Recorded data:
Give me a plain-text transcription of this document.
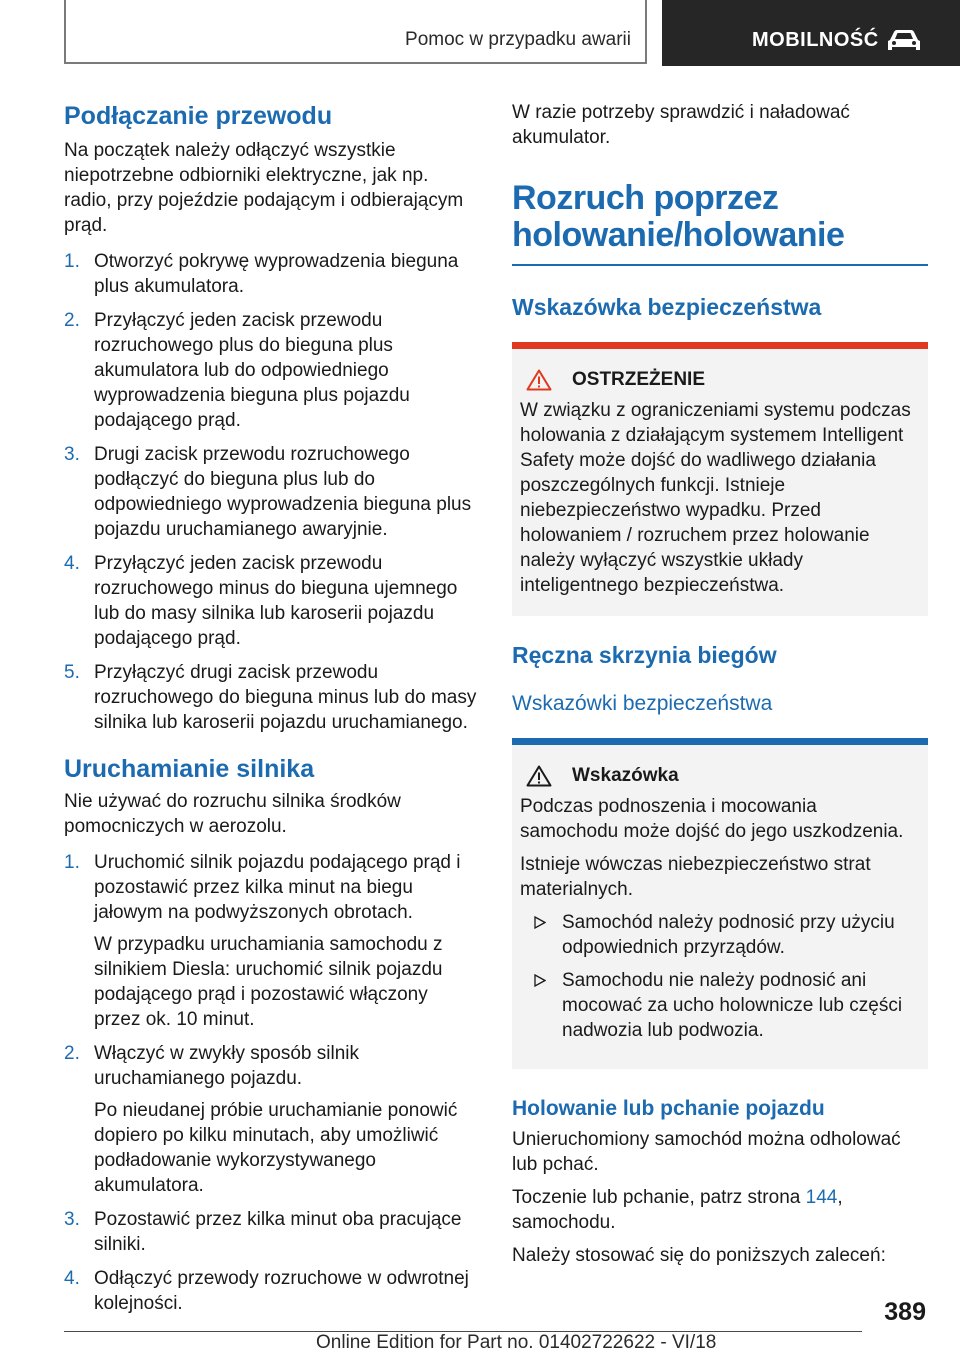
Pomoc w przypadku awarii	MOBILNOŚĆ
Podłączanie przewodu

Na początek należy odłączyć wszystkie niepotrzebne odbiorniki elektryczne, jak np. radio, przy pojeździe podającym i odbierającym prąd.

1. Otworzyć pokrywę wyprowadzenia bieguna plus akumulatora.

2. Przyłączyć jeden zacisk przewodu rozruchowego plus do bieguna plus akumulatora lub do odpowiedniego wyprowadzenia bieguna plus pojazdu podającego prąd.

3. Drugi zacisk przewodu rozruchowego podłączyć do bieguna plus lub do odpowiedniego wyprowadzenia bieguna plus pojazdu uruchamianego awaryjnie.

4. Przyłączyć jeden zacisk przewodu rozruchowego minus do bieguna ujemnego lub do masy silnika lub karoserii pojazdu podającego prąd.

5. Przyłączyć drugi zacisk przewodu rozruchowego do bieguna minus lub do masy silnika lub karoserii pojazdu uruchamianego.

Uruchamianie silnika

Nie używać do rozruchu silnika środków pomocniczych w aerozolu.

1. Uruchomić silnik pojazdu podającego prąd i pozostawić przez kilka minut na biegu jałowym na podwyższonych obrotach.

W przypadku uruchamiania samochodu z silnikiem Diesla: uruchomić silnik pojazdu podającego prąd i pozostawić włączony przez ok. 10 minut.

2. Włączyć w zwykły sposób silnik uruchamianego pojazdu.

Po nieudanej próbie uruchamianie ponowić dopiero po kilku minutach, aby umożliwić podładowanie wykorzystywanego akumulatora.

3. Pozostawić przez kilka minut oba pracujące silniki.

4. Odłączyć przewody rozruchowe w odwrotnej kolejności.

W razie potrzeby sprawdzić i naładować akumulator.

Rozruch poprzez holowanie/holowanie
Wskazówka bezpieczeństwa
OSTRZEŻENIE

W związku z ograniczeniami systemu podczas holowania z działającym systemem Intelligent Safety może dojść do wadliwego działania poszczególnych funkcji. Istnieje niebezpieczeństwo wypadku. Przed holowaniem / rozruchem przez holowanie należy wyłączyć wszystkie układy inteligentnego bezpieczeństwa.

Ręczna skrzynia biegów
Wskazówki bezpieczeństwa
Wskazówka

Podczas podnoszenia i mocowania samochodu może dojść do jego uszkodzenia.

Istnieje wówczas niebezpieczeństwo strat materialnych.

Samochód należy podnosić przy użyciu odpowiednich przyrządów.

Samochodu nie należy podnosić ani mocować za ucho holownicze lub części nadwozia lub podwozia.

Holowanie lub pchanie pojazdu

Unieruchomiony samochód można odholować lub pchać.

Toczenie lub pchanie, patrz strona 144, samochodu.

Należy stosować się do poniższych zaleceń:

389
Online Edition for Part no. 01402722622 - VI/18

==

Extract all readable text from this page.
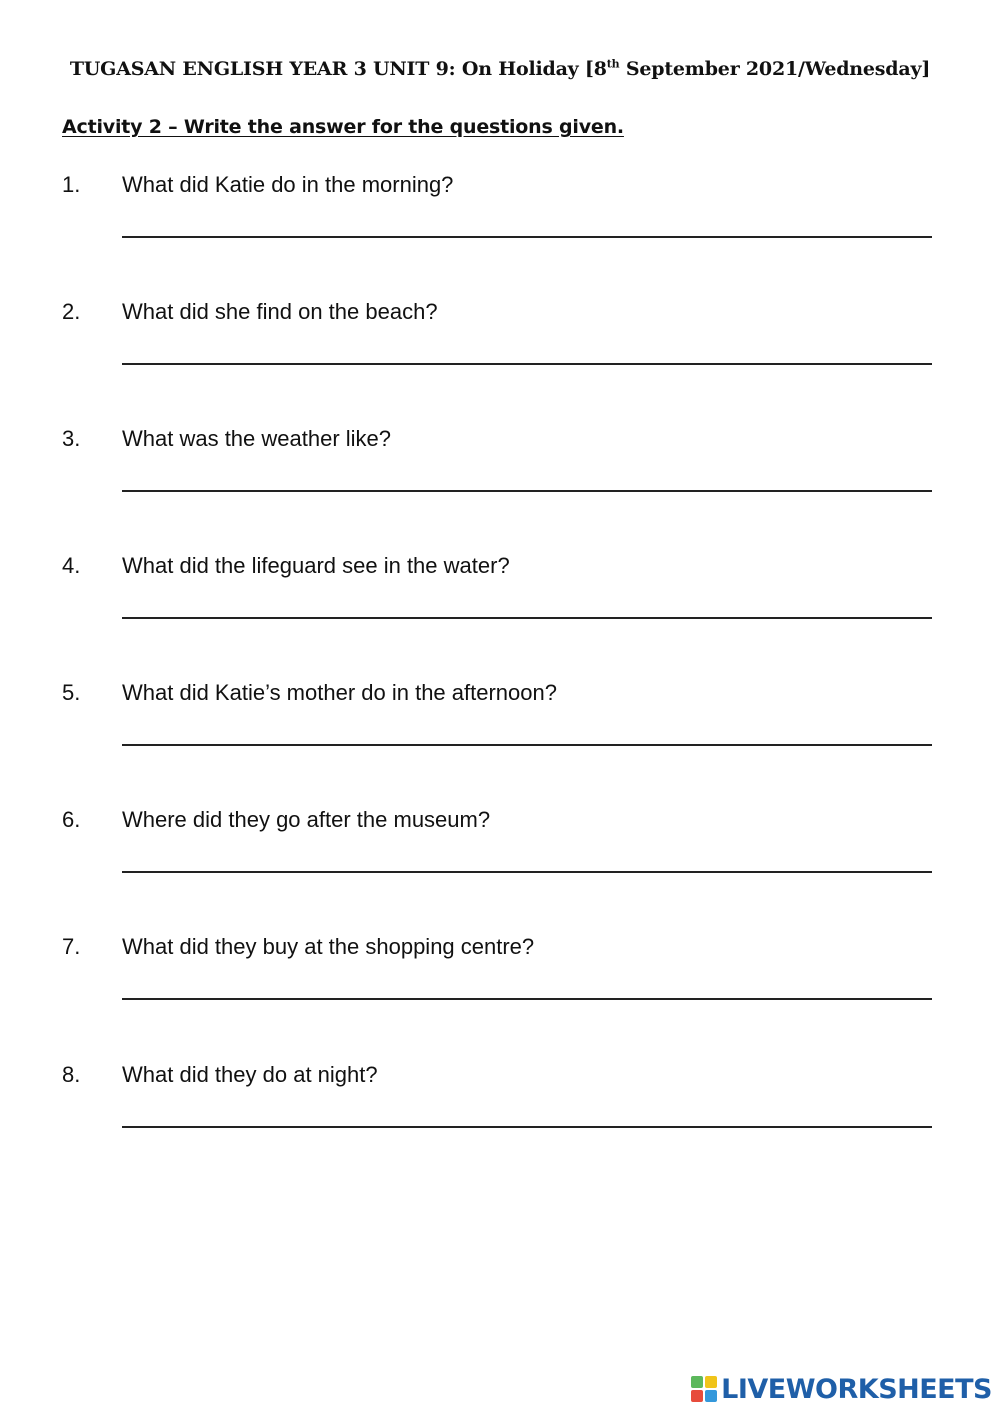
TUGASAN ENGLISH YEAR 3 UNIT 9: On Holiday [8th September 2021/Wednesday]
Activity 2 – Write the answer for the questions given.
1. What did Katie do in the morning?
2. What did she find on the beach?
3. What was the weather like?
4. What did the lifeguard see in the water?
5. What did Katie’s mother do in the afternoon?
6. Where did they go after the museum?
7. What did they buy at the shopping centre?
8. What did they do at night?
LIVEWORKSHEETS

* * *

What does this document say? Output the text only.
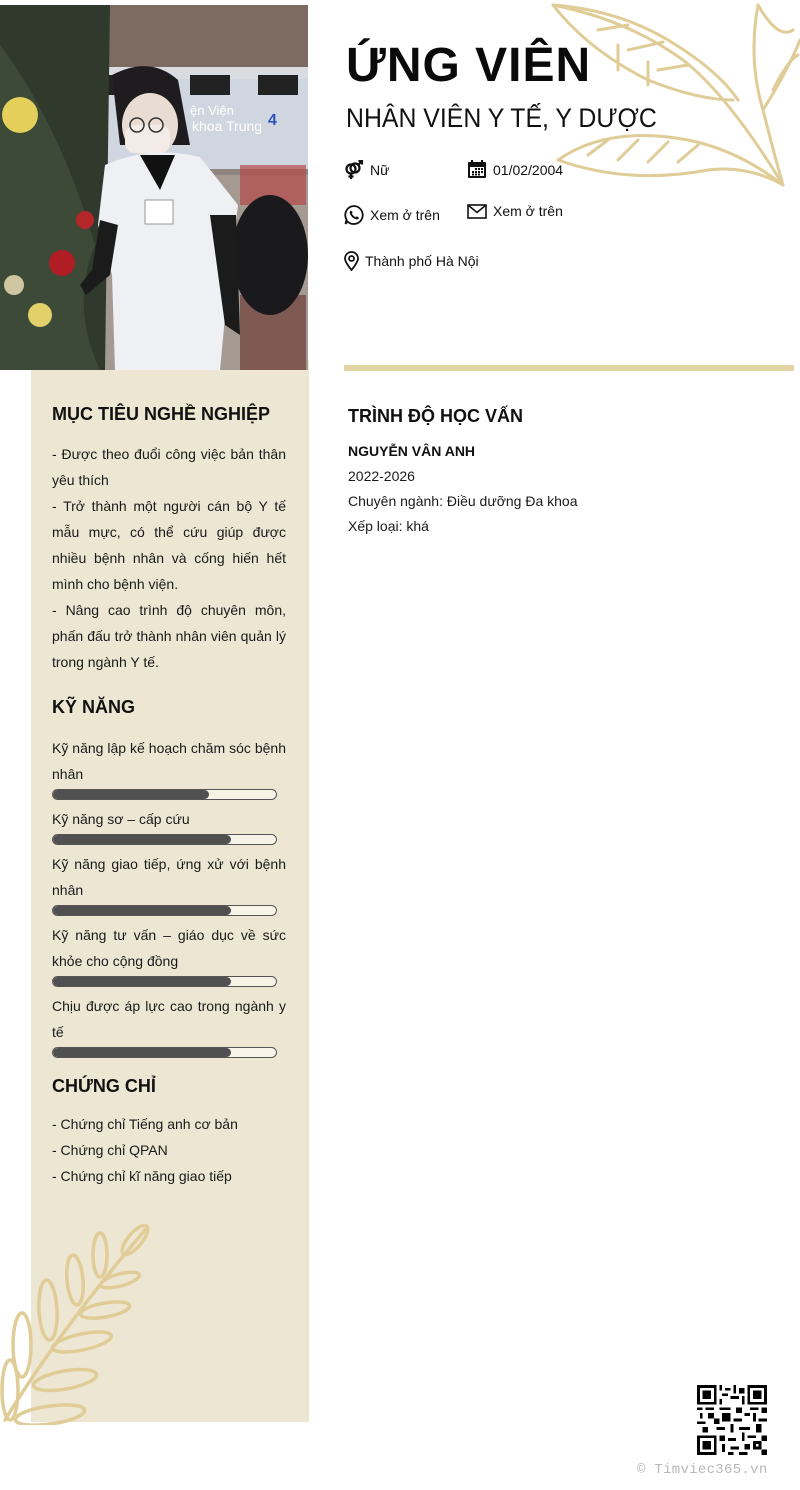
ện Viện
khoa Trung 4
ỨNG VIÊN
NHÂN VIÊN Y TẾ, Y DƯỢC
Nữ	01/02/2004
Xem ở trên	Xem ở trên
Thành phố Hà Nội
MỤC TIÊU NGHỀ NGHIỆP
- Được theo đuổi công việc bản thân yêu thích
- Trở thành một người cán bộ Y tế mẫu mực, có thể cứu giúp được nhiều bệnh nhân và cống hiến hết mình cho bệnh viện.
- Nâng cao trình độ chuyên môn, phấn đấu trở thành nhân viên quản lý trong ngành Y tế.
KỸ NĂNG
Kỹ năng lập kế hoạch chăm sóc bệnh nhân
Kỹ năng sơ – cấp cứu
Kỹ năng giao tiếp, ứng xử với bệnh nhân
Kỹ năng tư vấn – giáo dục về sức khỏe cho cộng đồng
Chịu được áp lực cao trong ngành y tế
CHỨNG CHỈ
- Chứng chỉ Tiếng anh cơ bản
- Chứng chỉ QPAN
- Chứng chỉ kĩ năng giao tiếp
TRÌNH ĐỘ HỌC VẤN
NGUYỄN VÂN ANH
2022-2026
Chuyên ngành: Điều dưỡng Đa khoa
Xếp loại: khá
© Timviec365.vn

PROBLEM REQUIREMENTS — Write out every line of the listing that holds the word "dojść".

EXERCISE SOLUTION —
W związku z ograniczeniami systemu podczas holowania z działającym systemem Intelligent Safety może dojść do wadliwego działania poszczególnych funkcji. Istnieje niebezpieczeństwo wypadku. Przed holowaniem / rozruchem przez holowanie należy wyłączyć wszystkie układy inteligentnego bezpieczeństwa.
Podczas podnoszenia i mocowania samochodu może dojść do jego uszkodzenia.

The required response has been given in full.